Work to complete:
Search the material below for the word "ylabel". Copy every line that has it.
"""
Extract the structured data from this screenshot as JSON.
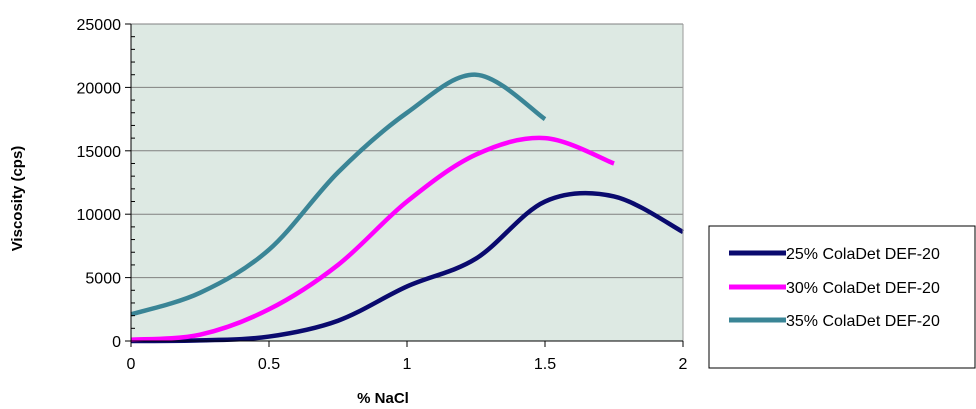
{
  "chart_data": {
    "type": "line",
    "title": "",
    "xlabel": "% NaCl",
    "ylabel": "Viscosity (cps)",
    "xlim": [
      0,
      2
    ],
    "ylim": [
      0,
      25000
    ],
    "x_ticks": [
      "0",
      "0.5",
      "1",
      "1.5",
      "2"
    ],
    "y_ticks": [
      "0",
      "5000",
      "10000",
      "15000",
      "20000",
      "25000"
    ],
    "grid": "horizontal",
    "plot_background": "#dde9e3",
    "legend_position": "right",
    "series": [
      {
        "name": "25% ColaDet DEF-20",
        "color": "#0a0a6e",
        "x": [
          0,
          0.25,
          0.5,
          0.75,
          1,
          1.25,
          1.5,
          1.75,
          2
        ],
        "y": [
          0,
          50,
          350,
          1600,
          4300,
          6500,
          11000,
          11400,
          8600
        ]
      },
      {
        "name": "30% ColaDet DEF-20",
        "color": "#ff00ff",
        "x": [
          0,
          0.25,
          0.5,
          0.75,
          1,
          1.25,
          1.5,
          1.75
        ],
        "y": [
          100,
          500,
          2500,
          6000,
          11000,
          14700,
          16000,
          14000
        ]
      },
      {
        "name": "35% ColaDet DEF-20",
        "color": "#3a8596",
        "x": [
          0,
          0.25,
          0.5,
          0.75,
          1,
          1.25,
          1.5
        ],
        "y": [
          2100,
          3800,
          7200,
          13300,
          18000,
          21000,
          17500
        ]
      }
    ]
  }
}
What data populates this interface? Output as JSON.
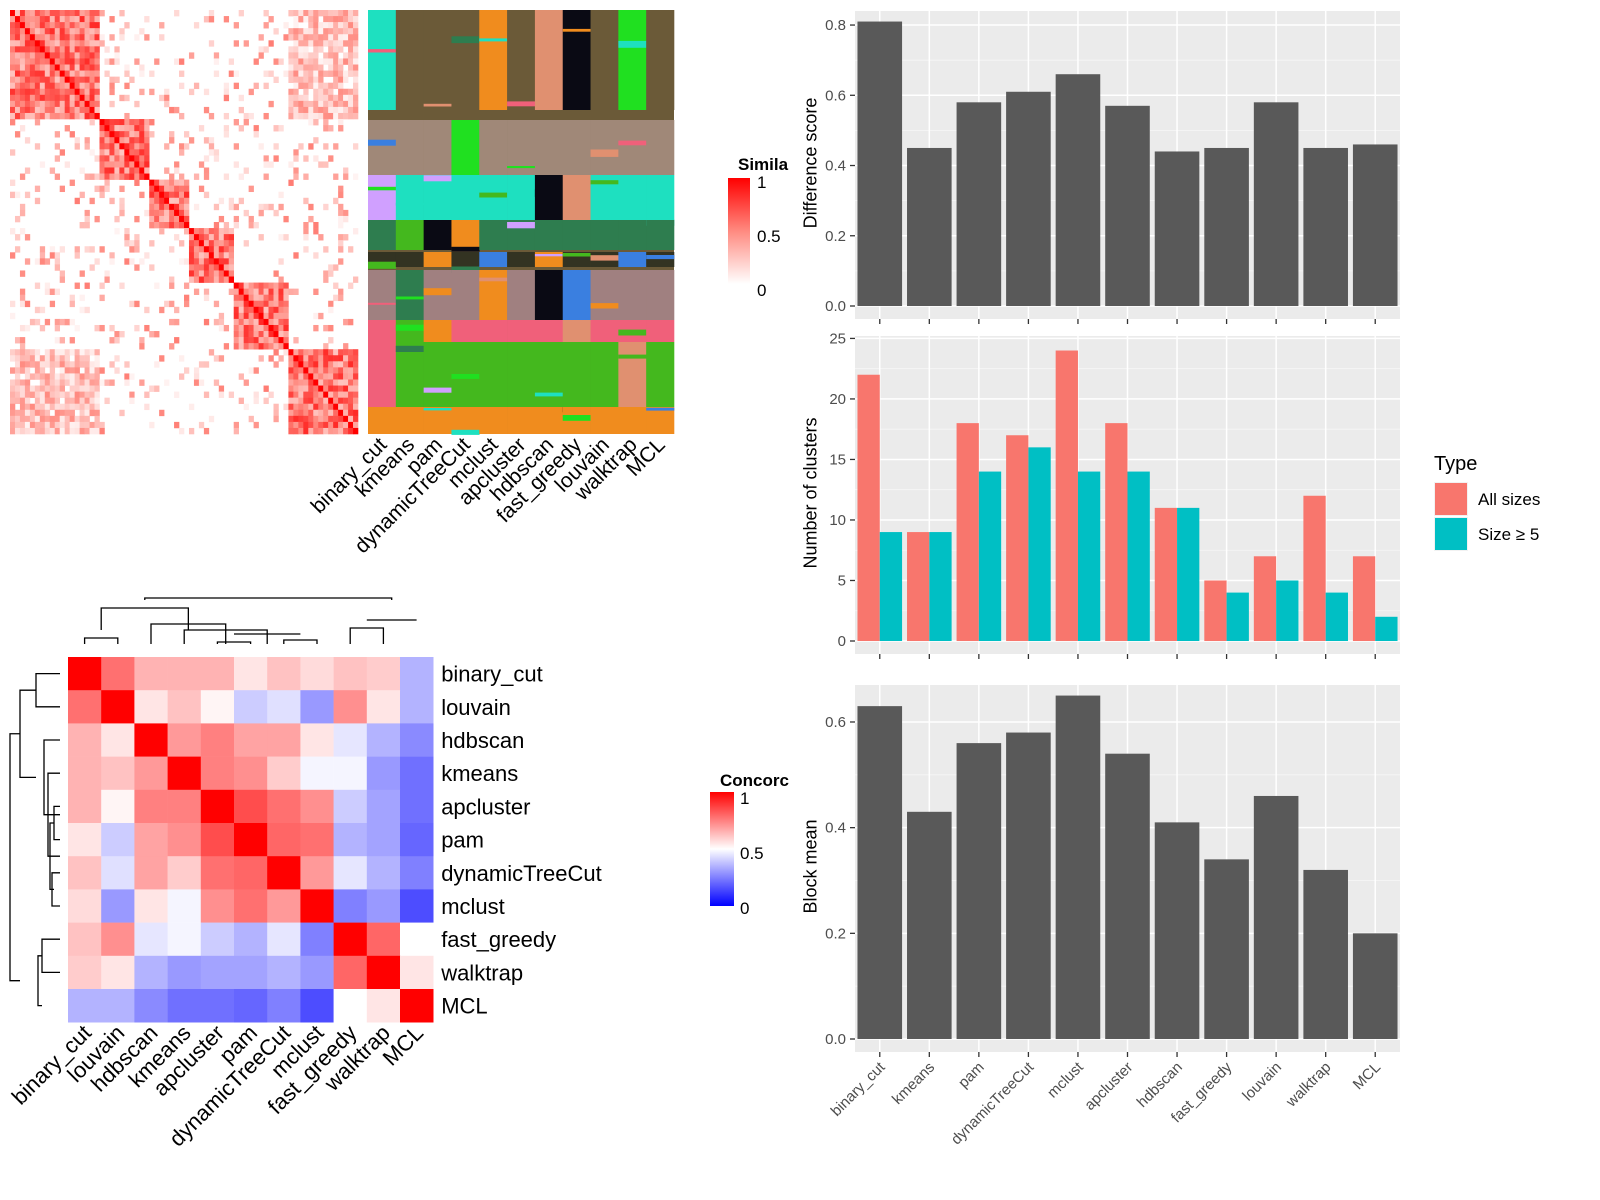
{
  "methods_order": [
    "binary_cut",
    "kmeans",
    "pam",
    "dynamicTreeCut",
    "mclust",
    "apcluster",
    "hdbscan",
    "fast_greedy",
    "louvain",
    "walktrap",
    "MCL"
  ],
  "similarity_panel": {
    "legend_title": "Simila",
    "legend_ticks": [
      "1",
      "0.5",
      "0"
    ],
    "column_labels": [
      "binary_cut",
      "kmeans",
      "pam",
      "dynamicTreeCut",
      "mclust",
      "apcluster",
      "hdbscan",
      "fast_greedy",
      "louvain",
      "walktrap",
      "MCL"
    ],
    "colors": {
      "high": "#ff0000",
      "mid": "#ff8a80",
      "low": "#ffffff"
    }
  },
  "concordance_panel": {
    "legend_title": "Concorc",
    "legend_ticks": [
      "1",
      "0.5",
      "0"
    ],
    "labels": [
      "binary_cut",
      "louvain",
      "hdbscan",
      "kmeans",
      "apcluster",
      "pam",
      "dynamicTreeCut",
      "mclust",
      "fast_greedy",
      "walktrap",
      "MCL"
    ],
    "colors": {
      "high": "#ff0000",
      "mid": "#ffffff",
      "low": "#0000ff"
    }
  },
  "chart_data": [
    {
      "type": "bar",
      "categories": [
        "binary_cut",
        "kmeans",
        "pam",
        "dynamicTreeCut",
        "mclust",
        "apcluster",
        "hdbscan",
        "fast_greedy",
        "louvain",
        "walktrap",
        "MCL"
      ],
      "values": [
        0.81,
        0.45,
        0.58,
        0.61,
        0.66,
        0.57,
        0.44,
        0.45,
        0.58,
        0.45,
        0.46
      ],
      "ylabel": "Difference score",
      "ylim": [
        0,
        0.84
      ],
      "yticks": [
        "0.0",
        "0.2",
        "0.4",
        "0.6",
        "0.8"
      ],
      "grid": true,
      "bar_color": "#595959"
    },
    {
      "type": "bar",
      "categories": [
        "binary_cut",
        "kmeans",
        "pam",
        "dynamicTreeCut",
        "mclust",
        "apcluster",
        "hdbscan",
        "fast_greedy",
        "louvain",
        "walktrap",
        "MCL"
      ],
      "series": [
        {
          "name": "All sizes",
          "values": [
            22,
            9,
            18,
            17,
            24,
            18,
            11,
            5,
            7,
            12,
            7
          ],
          "color": "#f8766d"
        },
        {
          "name": "Size ≥ 5",
          "values": [
            9,
            9,
            14,
            16,
            14,
            14,
            11,
            4,
            5,
            4,
            2
          ],
          "color": "#00bfc4"
        }
      ],
      "ylabel": "Number of clusters",
      "ylim": [
        0,
        25.2
      ],
      "yticks": [
        "0",
        "5",
        "10",
        "15",
        "20",
        "25"
      ],
      "legend": {
        "title": "Type",
        "placement": "right"
      },
      "grid": true
    },
    {
      "type": "bar",
      "categories": [
        "binary_cut",
        "kmeans",
        "pam",
        "dynamicTreeCut",
        "mclust",
        "apcluster",
        "hdbscan",
        "fast_greedy",
        "louvain",
        "walktrap",
        "MCL"
      ],
      "values": [
        0.63,
        0.43,
        0.56,
        0.58,
        0.65,
        0.54,
        0.41,
        0.34,
        0.46,
        0.32,
        0.2
      ],
      "ylabel": "Block mean",
      "ylim": [
        0,
        0.67
      ],
      "yticks": [
        "0.0",
        "0.2",
        "0.4",
        "0.6"
      ],
      "grid": true,
      "bar_color": "#595959"
    }
  ]
}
"""
Result of the task:
    "ylabel": "Viscosity (cps)",
      "ylabel": "Difference score",
      "ylabel": "Number of clusters",
      "ylabel": "Block mean",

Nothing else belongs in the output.